* [Aim of the exercise]: Report how many lines in the records below contain the word "рисунки". Give only the number.

* [Records for processing]:
** begin **
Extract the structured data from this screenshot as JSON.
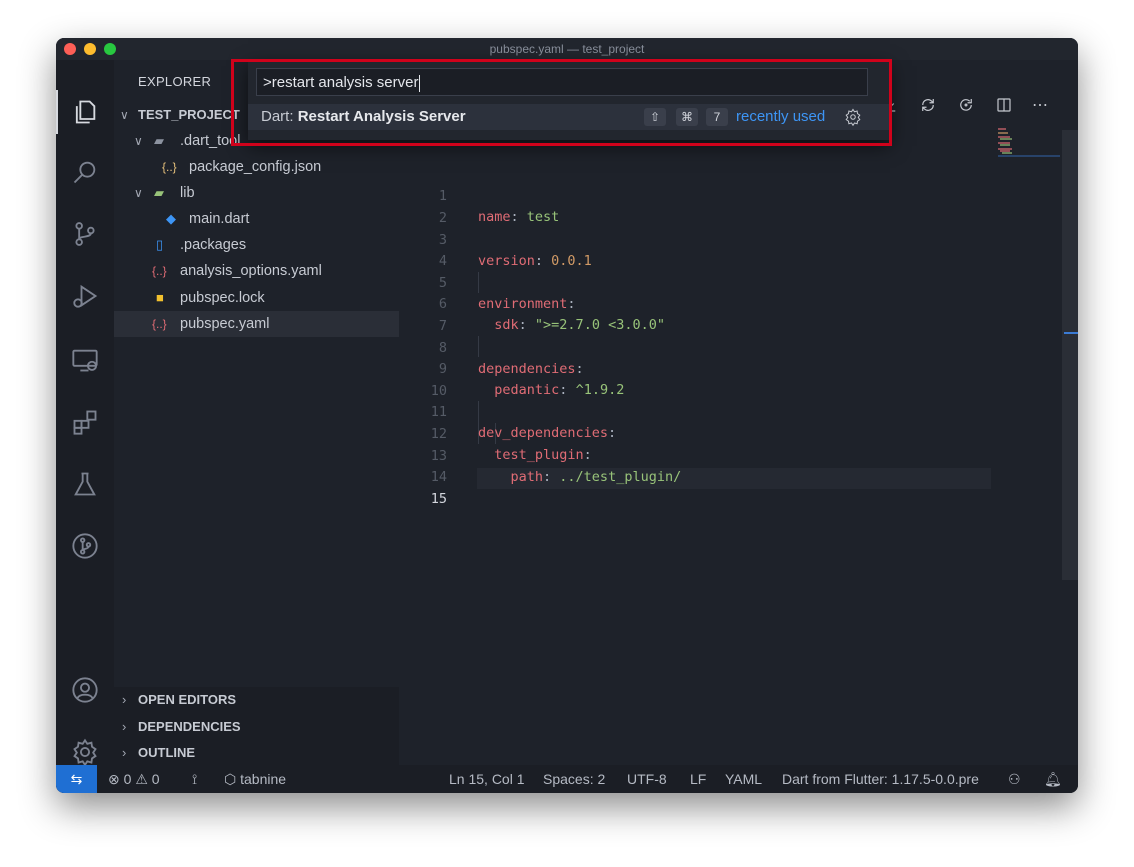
{
  "window": {
    "title": "pubspec.yaml — test_project"
  },
  "explorer": {
    "header": "EXPLORER",
    "root": "TEST_PROJECT",
    "tree": [
      {
        "label": ".dart_tool",
        "type": "folder"
      },
      {
        "label": "package_config.json",
        "type": "json"
      },
      {
        "label": "lib",
        "type": "folder"
      },
      {
        "label": "main.dart",
        "type": "dart"
      },
      {
        "label": ".packages",
        "type": "file"
      },
      {
        "label": "analysis_options.yaml",
        "type": "yaml"
      },
      {
        "label": "pubspec.lock",
        "type": "lock"
      },
      {
        "label": "pubspec.yaml",
        "type": "yaml",
        "selected": true
      }
    ],
    "sections": [
      "OPEN EDITORS",
      "DEPENDENCIES",
      "OUTLINE"
    ]
  },
  "palette": {
    "query": ">restart analysis server",
    "item_prefix": "Dart: ",
    "item_name": "Restart Analysis Server",
    "keys": [
      "⇧",
      "⌘",
      "7"
    ],
    "badge": "recently used"
  },
  "editor": {
    "line_numbers": [
      "1",
      "2",
      "3",
      "4",
      "5",
      "6",
      "7",
      "8",
      "9",
      "10",
      "11",
      "12",
      "13",
      "14",
      "15"
    ],
    "lines": [
      {
        "key": "name",
        "value": "test"
      },
      {
        "key": "version",
        "value": "0.0.1"
      },
      {
        "key": "environment"
      },
      {
        "key": "sdk",
        "value": "\">=2.7.0 <3.0.0\""
      },
      {
        "key": "dependencies"
      },
      {
        "key": "pedantic",
        "value": "^1.9.2"
      },
      {
        "key": "dev_dependencies"
      },
      {
        "key": "test_plugin"
      },
      {
        "key": "path",
        "value": "../test_plugin/"
      }
    ]
  },
  "statusbar": {
    "errors": "0",
    "warnings": "0",
    "tabnine": "tabnine",
    "position": "Ln 15, Col 1",
    "spaces": "Spaces: 2",
    "encoding": "UTF-8",
    "eol": "LF",
    "language": "YAML",
    "sdk": "Dart from Flutter: 1.17.5-0.0.pre"
  },
  "colors": {
    "accent": "#1f6fd3",
    "highlight_border": "#d0021b",
    "recently_used": "#3d95f5"
  }
}
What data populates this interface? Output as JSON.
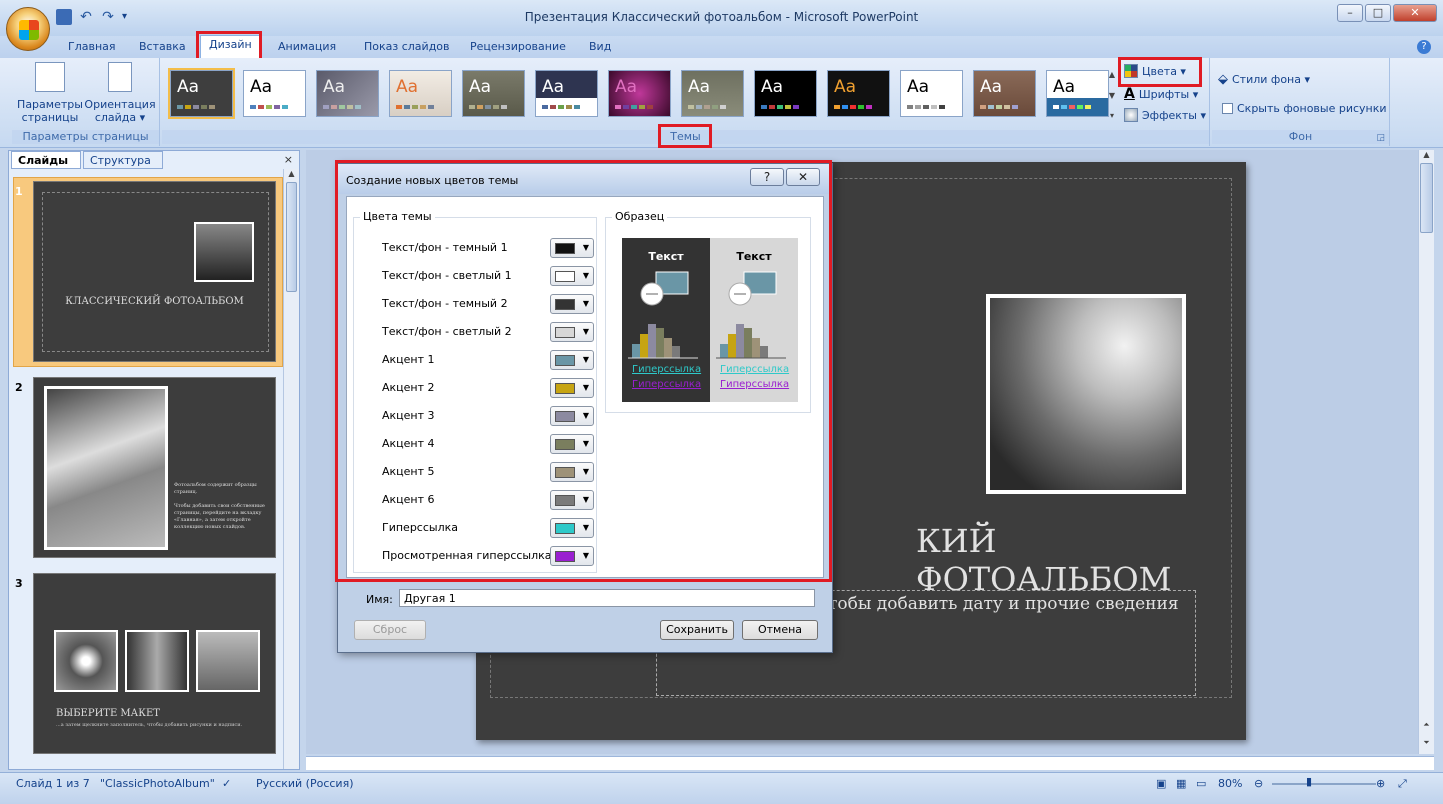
{
  "window": {
    "title": "Презентация Классический фотоальбом - Microsoft PowerPoint"
  },
  "tabs": [
    {
      "label": "Главная"
    },
    {
      "label": "Вставка"
    },
    {
      "label": "Дизайн"
    },
    {
      "label": "Анимация"
    },
    {
      "label": "Показ слайдов"
    },
    {
      "label": "Рецензирование"
    },
    {
      "label": "Вид"
    }
  ],
  "ribbon": {
    "page_setup": {
      "btn1": "Параметры\nстраницы",
      "btn2": "Ориентация\nслайда ▾",
      "label": "Параметры страницы"
    },
    "themes": {
      "label": "Темы",
      "thumb_text": "Aa",
      "colors": "Цвета ▾",
      "fonts": "Шрифты ▾",
      "effects": "Эффекты ▾"
    },
    "background": {
      "styles": "Стили фона ▾",
      "hide": "Скрыть фоновые рисунки",
      "label": "Фон"
    }
  },
  "pane": {
    "tab_slides": "Слайды",
    "tab_outline": "Структура",
    "close": "×",
    "slide1_title": "КЛАССИЧЕСКИЙ ФОТОАЛЬБОМ",
    "slide2_text": "Фотоальбом содержит образцы страниц.\n\nЧтобы добавить свои собственные страницы, перейдите на вкладку «Главная», а затем откройте коллекцию новых слайдов.",
    "slide3_title": "ВЫБЕРИТЕ МАКЕТ",
    "slide3_text": "...а затем щелкните заполнитель, чтобы добавить рисунки и надписи.",
    "nums": [
      "1",
      "2",
      "3"
    ]
  },
  "slide": {
    "title": "КИЙ ФОТОАЛЬБОМ",
    "subtitle": "тобы добавить дату и прочие сведения"
  },
  "dialog": {
    "title": "Создание новых цветов темы",
    "help": "?",
    "close": "✕",
    "theme_colors_legend": "Цвета темы",
    "sample_legend": "Образец",
    "rows": [
      {
        "label": "Текст/фон - темный 1",
        "color": "#111111"
      },
      {
        "label": "Текст/фон - светлый 1",
        "color": "#ffffff"
      },
      {
        "label": "Текст/фон - темный 2",
        "color": "#333333"
      },
      {
        "label": "Текст/фон - светлый 2",
        "color": "#d7d7d7"
      },
      {
        "label": "Акцент 1",
        "color": "#6a96a6"
      },
      {
        "label": "Акцент 2",
        "color": "#c6a412"
      },
      {
        "label": "Акцент 3",
        "color": "#8c8aa0"
      },
      {
        "label": "Акцент 4",
        "color": "#7a7e5e"
      },
      {
        "label": "Акцент 5",
        "color": "#9e9278"
      },
      {
        "label": "Акцент 6",
        "color": "#7a7a7a"
      },
      {
        "label": "Гиперссылка",
        "color": "#2ec9c9"
      },
      {
        "label": "Просмотренная гиперссылка",
        "color": "#9a1fd0"
      }
    ],
    "sample_text": "Текст",
    "sample_link": "Гиперссылка",
    "name_label": "Имя:",
    "name_value": "Другая 1",
    "reset": "Сброс",
    "save": "Сохранить",
    "cancel": "Отмена"
  },
  "status": {
    "slide_info": "Слайд 1 из 7",
    "theme": "\"ClassicPhotoAlbum\"",
    "language": "Русский (Россия)",
    "zoom": "80%"
  },
  "colors": {
    "highlight_red": "#e01b24",
    "accent_bars": [
      "#6a96a6",
      "#c6a412",
      "#8c8aa0",
      "#7a7e5e",
      "#9e9278",
      "#7a7a7a"
    ],
    "link": "#2ec9c9",
    "visited": "#9a1fd0"
  }
}
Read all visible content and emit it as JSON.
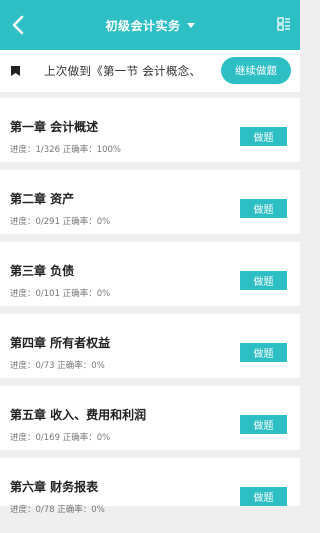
{
  "header": {
    "title": "初级会计实务",
    "back_icon": "chevron-left-icon",
    "caret_icon": "caret-down-icon",
    "menu_icon": "list-menu-icon",
    "bg_color": "#2ebfc4"
  },
  "resume": {
    "text": "上次做到《第一节 会计概念、",
    "button_label": "继续做题",
    "icon": "bookmark-icon"
  },
  "chapters": [
    {
      "title": "第一章 会计概述",
      "meta": "进度：1/326 正确率：100%",
      "button": "做题"
    },
    {
      "title": "第二章 资产",
      "meta": "进度：0/291 正确率：0%",
      "button": "做题"
    },
    {
      "title": "第三章 负债",
      "meta": "进度：0/101 正确率：0%",
      "button": "做题"
    },
    {
      "title": "第四章 所有者权益",
      "meta": "进度：0/73 正确率：0%",
      "button": "做题"
    },
    {
      "title": "第五章 收入、费用和利润",
      "meta": "进度：0/169 正确率：0%",
      "button": "做题"
    },
    {
      "title": "第六章 财务报表",
      "meta": "进度：0/78 正确率：0%",
      "button": "做题"
    }
  ]
}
** end **
* [Full output]: 2